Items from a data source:
◇ ◇ ◇ ◇ ◇ ◇ ◇

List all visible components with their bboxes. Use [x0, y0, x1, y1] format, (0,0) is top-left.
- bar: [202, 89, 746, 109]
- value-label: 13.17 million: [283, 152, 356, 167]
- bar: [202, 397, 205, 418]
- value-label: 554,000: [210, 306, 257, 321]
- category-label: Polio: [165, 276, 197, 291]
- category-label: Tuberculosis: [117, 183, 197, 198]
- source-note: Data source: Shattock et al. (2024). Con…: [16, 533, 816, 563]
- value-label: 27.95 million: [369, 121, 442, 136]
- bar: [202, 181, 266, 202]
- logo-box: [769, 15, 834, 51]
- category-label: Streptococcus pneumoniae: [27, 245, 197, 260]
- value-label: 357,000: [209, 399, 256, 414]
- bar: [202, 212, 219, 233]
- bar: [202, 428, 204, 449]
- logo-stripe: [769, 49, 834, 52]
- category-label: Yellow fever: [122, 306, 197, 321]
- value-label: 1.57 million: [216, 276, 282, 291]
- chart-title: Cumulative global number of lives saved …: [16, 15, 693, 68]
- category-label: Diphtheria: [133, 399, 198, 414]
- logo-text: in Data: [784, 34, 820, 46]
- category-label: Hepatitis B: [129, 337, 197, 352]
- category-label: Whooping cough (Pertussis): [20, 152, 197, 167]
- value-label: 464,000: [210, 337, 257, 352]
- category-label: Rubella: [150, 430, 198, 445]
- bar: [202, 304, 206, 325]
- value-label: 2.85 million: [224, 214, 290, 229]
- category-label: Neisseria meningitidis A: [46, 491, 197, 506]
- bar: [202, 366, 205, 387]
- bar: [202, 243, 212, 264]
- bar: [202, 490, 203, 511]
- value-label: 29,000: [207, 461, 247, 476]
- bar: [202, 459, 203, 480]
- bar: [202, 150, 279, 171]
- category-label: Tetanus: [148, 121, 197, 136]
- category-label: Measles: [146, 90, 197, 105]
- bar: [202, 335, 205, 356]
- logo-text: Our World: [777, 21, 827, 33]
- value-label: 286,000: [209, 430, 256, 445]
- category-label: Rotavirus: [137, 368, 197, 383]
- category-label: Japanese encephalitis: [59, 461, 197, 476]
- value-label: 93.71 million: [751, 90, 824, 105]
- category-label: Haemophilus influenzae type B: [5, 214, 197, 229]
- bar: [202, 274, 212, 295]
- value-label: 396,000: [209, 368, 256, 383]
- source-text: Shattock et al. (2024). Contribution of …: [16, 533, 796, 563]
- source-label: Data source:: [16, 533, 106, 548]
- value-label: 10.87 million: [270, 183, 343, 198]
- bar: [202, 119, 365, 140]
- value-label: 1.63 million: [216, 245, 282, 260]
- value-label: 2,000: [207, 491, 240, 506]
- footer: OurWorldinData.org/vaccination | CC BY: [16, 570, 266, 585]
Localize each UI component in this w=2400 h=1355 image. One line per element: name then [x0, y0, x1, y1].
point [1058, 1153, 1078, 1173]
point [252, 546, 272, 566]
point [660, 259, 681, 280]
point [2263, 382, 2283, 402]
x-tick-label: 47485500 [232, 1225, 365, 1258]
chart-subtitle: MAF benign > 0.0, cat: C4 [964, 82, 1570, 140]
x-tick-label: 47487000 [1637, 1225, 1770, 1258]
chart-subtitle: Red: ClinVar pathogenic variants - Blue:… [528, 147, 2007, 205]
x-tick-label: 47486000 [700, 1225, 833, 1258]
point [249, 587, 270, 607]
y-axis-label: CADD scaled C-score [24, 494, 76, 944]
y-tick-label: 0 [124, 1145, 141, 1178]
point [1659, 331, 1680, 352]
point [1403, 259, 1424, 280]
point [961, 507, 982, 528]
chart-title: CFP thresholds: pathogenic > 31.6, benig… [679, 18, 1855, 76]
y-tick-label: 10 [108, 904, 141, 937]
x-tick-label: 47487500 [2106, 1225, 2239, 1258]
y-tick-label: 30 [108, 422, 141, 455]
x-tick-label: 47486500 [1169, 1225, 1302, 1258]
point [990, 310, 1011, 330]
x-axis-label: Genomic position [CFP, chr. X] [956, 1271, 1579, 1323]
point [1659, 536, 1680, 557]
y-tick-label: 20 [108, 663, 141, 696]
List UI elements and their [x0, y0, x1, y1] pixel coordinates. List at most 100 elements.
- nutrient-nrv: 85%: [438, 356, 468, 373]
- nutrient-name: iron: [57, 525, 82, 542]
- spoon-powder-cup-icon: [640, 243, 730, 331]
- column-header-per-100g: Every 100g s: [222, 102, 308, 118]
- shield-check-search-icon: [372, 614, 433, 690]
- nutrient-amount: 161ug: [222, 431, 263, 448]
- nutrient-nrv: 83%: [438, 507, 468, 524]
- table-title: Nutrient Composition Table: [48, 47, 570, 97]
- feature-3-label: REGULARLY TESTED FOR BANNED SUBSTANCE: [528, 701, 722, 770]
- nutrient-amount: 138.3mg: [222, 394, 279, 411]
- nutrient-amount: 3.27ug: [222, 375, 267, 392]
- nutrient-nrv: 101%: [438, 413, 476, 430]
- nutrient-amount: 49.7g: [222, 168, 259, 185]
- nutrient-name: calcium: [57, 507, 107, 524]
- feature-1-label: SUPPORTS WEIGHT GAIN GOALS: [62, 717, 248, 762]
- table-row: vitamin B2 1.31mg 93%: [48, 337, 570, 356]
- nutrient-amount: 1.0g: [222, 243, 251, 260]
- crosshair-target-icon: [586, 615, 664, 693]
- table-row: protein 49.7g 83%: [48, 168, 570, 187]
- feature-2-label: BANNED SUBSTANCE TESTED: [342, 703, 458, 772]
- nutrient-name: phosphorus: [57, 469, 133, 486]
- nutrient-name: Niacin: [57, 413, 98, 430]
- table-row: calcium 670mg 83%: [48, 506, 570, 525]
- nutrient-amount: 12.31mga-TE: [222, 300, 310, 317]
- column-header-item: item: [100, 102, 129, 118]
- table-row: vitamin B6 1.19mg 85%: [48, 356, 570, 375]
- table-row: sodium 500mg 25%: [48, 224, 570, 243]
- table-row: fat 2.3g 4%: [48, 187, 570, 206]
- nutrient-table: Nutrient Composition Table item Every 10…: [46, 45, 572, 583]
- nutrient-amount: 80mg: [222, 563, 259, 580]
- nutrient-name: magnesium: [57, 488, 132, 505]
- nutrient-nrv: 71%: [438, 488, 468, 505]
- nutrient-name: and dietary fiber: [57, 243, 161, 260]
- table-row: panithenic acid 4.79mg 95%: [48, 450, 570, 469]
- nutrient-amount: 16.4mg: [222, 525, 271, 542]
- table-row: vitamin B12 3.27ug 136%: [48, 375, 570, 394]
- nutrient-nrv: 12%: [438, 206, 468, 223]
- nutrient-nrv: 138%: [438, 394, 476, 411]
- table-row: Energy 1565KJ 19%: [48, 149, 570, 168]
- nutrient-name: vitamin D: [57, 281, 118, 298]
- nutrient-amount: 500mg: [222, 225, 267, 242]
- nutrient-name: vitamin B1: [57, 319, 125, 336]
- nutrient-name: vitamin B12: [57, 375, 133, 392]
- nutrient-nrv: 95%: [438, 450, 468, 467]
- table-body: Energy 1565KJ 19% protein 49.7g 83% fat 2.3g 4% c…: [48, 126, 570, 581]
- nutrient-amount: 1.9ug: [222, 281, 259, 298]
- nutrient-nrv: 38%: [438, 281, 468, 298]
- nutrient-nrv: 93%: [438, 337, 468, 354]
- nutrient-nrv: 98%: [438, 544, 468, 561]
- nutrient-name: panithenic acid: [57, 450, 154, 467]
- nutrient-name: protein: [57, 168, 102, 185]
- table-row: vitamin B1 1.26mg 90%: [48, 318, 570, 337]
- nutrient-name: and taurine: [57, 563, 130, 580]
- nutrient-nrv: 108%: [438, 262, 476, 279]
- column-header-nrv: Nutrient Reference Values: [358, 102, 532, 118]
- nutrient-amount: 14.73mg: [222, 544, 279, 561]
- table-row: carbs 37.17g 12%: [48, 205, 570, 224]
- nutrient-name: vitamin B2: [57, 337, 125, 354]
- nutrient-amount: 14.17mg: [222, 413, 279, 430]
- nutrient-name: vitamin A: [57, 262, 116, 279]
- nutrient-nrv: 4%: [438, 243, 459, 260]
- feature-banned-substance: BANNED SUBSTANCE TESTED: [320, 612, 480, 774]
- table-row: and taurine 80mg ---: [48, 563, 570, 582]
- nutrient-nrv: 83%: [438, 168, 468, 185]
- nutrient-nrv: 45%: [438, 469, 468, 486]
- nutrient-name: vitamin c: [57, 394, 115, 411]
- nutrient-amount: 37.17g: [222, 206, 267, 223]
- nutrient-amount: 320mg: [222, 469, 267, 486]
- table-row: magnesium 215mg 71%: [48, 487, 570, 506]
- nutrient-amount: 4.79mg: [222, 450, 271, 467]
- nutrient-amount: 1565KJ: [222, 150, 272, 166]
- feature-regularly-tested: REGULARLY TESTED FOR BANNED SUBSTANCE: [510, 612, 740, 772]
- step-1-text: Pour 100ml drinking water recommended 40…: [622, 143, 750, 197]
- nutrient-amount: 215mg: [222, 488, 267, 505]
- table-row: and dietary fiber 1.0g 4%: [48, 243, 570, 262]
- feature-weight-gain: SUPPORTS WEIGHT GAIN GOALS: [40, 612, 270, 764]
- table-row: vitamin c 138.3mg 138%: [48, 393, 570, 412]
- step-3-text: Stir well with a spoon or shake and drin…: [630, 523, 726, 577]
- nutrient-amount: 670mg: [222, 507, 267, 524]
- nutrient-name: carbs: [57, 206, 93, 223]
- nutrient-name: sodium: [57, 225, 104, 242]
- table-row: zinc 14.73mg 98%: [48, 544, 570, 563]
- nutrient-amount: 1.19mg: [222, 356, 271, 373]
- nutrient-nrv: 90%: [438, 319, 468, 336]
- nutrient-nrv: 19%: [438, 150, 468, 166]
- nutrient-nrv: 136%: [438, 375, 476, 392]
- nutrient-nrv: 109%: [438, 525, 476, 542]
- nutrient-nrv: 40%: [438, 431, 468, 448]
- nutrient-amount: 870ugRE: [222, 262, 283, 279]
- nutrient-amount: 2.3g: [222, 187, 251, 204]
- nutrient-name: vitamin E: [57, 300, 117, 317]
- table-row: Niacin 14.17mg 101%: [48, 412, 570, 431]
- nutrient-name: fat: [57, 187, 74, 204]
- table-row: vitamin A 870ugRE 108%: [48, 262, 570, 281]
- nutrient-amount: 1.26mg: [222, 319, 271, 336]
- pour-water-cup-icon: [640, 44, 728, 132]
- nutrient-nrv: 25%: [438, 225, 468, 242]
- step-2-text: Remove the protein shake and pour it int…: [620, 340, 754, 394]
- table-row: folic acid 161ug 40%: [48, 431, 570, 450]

◇ ◇ ◇ ◇ ◇ ◇ ◇

● Exercise prompt: Copy whichever lines above contain the string "logo".

● Solved exercise:
- logo-box: [769, 15, 834, 51]
- logo-stripe: [769, 49, 834, 52]
- logo-text: in Data: [784, 34, 820, 46]
- logo-text: Our World: [777, 21, 827, 33]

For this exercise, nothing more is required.